Your answer should be a single number: the count of lines holding the word "name".

(Entries with figure data)
>>>>

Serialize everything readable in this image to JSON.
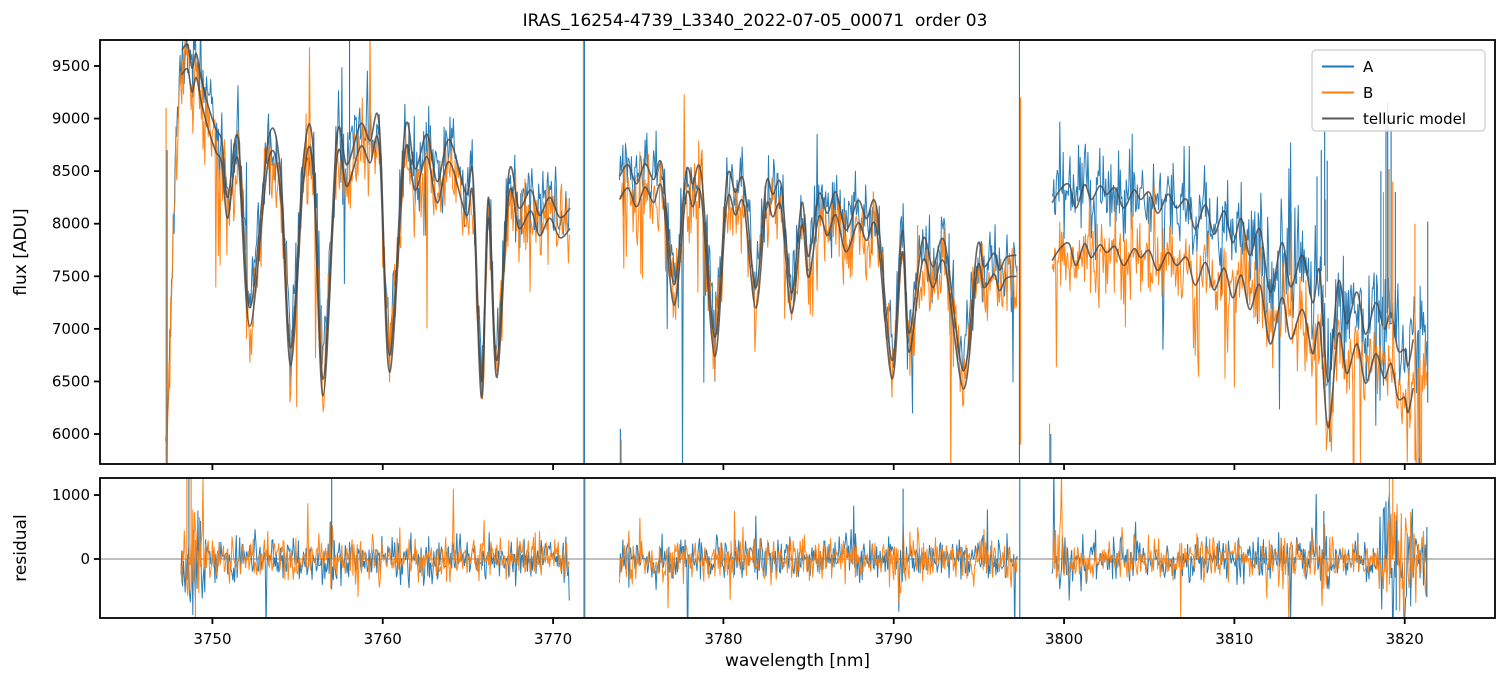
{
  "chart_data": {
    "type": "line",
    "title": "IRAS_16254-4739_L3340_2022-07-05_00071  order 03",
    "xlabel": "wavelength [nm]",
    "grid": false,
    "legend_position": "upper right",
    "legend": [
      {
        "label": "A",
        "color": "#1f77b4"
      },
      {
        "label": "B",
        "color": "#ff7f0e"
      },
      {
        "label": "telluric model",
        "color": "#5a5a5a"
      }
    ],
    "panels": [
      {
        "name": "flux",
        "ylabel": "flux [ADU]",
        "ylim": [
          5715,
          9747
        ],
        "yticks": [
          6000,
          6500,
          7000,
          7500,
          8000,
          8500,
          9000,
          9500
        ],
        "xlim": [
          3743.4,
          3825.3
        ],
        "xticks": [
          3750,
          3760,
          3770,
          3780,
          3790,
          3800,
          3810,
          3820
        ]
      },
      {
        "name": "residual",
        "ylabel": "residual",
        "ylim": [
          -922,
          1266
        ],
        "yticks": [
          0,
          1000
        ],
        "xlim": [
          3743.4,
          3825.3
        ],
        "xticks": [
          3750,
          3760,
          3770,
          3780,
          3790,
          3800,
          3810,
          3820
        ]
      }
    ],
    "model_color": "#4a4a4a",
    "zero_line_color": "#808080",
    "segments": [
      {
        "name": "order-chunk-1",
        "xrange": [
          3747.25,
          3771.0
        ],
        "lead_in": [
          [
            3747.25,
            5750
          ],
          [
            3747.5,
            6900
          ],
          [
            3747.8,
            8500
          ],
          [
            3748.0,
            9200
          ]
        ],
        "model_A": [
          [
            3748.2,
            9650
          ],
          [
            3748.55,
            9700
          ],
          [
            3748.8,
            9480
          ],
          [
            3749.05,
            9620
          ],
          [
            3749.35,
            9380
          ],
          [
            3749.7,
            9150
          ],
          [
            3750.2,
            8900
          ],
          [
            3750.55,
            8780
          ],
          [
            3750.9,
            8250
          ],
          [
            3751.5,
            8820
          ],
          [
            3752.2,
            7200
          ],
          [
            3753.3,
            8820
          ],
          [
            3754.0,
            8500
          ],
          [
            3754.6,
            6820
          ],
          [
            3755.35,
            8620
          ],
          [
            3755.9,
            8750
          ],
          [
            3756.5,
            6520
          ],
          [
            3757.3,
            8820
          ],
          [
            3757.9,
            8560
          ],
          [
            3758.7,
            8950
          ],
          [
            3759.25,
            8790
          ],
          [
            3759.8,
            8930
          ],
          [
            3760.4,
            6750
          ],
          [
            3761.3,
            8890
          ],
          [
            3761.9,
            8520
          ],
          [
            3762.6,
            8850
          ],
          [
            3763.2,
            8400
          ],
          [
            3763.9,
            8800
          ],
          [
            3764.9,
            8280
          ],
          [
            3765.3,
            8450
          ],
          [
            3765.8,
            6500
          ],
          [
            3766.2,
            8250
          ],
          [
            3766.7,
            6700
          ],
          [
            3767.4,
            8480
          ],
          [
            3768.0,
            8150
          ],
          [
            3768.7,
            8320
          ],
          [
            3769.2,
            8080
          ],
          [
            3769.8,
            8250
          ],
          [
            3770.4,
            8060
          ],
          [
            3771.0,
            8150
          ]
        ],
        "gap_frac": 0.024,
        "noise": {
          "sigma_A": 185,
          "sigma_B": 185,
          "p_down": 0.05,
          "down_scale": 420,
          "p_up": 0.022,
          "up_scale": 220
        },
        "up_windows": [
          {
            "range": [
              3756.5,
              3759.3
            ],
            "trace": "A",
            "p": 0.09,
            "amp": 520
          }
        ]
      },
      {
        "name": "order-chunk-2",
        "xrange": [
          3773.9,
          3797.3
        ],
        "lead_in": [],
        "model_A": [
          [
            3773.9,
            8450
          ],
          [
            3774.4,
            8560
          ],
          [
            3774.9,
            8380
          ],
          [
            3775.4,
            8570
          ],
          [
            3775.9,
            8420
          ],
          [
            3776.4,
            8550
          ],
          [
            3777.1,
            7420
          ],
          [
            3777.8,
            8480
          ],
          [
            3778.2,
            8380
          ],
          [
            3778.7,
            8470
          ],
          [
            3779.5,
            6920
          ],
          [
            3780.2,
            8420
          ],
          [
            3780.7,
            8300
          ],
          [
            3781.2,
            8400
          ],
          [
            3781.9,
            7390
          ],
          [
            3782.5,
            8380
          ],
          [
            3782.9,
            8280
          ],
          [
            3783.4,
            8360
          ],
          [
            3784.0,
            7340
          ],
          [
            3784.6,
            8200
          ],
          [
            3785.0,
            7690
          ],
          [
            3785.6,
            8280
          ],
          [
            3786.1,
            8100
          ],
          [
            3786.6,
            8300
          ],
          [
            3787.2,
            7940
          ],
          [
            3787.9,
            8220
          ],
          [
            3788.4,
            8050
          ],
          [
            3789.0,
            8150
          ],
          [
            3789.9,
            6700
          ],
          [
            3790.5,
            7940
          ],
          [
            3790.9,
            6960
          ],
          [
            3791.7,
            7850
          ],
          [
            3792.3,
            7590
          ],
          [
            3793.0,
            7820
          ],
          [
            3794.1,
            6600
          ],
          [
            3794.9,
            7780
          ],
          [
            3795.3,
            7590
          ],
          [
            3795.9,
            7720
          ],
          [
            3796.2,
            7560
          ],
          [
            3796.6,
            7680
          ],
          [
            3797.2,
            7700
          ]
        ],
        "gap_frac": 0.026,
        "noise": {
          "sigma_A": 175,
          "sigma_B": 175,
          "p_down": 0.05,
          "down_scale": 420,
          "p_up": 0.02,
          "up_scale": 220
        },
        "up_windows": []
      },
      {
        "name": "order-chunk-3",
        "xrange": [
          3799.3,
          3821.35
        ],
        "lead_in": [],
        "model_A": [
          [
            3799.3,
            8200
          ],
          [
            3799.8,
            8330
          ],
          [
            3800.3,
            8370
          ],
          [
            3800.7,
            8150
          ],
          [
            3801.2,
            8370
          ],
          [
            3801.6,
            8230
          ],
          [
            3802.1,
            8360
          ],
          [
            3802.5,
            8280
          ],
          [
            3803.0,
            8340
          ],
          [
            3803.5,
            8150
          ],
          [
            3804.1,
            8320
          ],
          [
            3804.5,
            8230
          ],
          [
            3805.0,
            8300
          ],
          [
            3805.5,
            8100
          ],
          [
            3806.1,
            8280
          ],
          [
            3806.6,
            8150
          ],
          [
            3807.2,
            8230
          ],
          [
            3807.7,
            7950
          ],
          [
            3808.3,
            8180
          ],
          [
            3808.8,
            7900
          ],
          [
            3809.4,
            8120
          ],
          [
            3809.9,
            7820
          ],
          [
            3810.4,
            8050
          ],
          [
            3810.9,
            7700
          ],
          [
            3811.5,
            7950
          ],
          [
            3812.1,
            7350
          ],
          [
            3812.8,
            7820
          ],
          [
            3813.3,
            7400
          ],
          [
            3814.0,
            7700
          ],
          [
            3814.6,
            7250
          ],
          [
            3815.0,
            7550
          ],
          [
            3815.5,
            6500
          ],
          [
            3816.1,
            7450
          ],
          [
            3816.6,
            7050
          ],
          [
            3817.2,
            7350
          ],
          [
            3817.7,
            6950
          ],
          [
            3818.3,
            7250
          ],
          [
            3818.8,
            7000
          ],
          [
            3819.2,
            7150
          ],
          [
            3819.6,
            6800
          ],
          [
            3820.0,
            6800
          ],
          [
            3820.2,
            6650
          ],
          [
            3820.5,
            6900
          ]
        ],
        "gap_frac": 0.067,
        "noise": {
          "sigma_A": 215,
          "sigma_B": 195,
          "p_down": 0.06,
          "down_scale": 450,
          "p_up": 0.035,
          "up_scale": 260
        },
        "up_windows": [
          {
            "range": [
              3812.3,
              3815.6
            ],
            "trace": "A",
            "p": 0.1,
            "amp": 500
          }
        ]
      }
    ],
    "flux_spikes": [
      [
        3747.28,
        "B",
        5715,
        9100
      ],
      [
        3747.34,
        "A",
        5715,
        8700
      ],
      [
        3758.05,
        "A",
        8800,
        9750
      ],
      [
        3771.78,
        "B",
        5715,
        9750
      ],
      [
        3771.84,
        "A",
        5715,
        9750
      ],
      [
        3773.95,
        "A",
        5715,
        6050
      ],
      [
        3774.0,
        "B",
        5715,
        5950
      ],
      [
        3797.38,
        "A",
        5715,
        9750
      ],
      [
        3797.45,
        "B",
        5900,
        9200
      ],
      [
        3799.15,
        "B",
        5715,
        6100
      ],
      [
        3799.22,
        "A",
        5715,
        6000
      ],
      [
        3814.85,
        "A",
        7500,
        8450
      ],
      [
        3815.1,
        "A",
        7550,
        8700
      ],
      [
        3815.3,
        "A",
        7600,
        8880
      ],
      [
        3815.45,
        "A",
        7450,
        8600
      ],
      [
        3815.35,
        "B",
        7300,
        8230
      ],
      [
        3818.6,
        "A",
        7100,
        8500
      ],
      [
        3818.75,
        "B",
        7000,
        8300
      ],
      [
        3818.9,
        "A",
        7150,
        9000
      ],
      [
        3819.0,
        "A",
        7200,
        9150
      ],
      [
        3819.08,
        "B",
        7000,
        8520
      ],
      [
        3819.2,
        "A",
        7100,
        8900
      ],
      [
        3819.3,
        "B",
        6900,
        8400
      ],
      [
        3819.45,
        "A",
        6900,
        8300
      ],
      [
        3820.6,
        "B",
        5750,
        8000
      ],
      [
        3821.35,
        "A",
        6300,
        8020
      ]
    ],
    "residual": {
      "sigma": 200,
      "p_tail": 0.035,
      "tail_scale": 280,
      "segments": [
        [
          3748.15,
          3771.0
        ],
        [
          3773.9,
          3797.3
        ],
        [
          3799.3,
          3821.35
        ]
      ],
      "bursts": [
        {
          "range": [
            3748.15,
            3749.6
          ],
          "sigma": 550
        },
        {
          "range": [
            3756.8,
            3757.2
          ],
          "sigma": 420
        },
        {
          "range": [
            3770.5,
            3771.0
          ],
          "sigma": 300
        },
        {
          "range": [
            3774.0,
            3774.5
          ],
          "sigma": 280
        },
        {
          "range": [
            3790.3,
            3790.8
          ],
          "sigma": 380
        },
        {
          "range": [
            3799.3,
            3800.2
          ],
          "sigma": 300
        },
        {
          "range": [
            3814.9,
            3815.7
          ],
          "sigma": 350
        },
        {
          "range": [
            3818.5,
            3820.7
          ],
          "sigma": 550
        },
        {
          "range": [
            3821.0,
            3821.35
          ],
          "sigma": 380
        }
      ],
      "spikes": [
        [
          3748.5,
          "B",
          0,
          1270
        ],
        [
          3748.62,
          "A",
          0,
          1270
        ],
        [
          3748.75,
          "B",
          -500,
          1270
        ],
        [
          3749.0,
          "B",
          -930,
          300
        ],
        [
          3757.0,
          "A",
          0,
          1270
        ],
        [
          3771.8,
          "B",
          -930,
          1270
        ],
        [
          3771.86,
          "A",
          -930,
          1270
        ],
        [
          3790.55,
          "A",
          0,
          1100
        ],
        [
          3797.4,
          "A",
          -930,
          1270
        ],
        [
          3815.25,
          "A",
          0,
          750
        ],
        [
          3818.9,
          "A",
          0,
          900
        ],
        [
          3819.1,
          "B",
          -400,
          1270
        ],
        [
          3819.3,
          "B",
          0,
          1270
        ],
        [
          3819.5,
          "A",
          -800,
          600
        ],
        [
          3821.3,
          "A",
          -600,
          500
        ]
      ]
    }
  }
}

<<<<

WRITTEN REPLY
5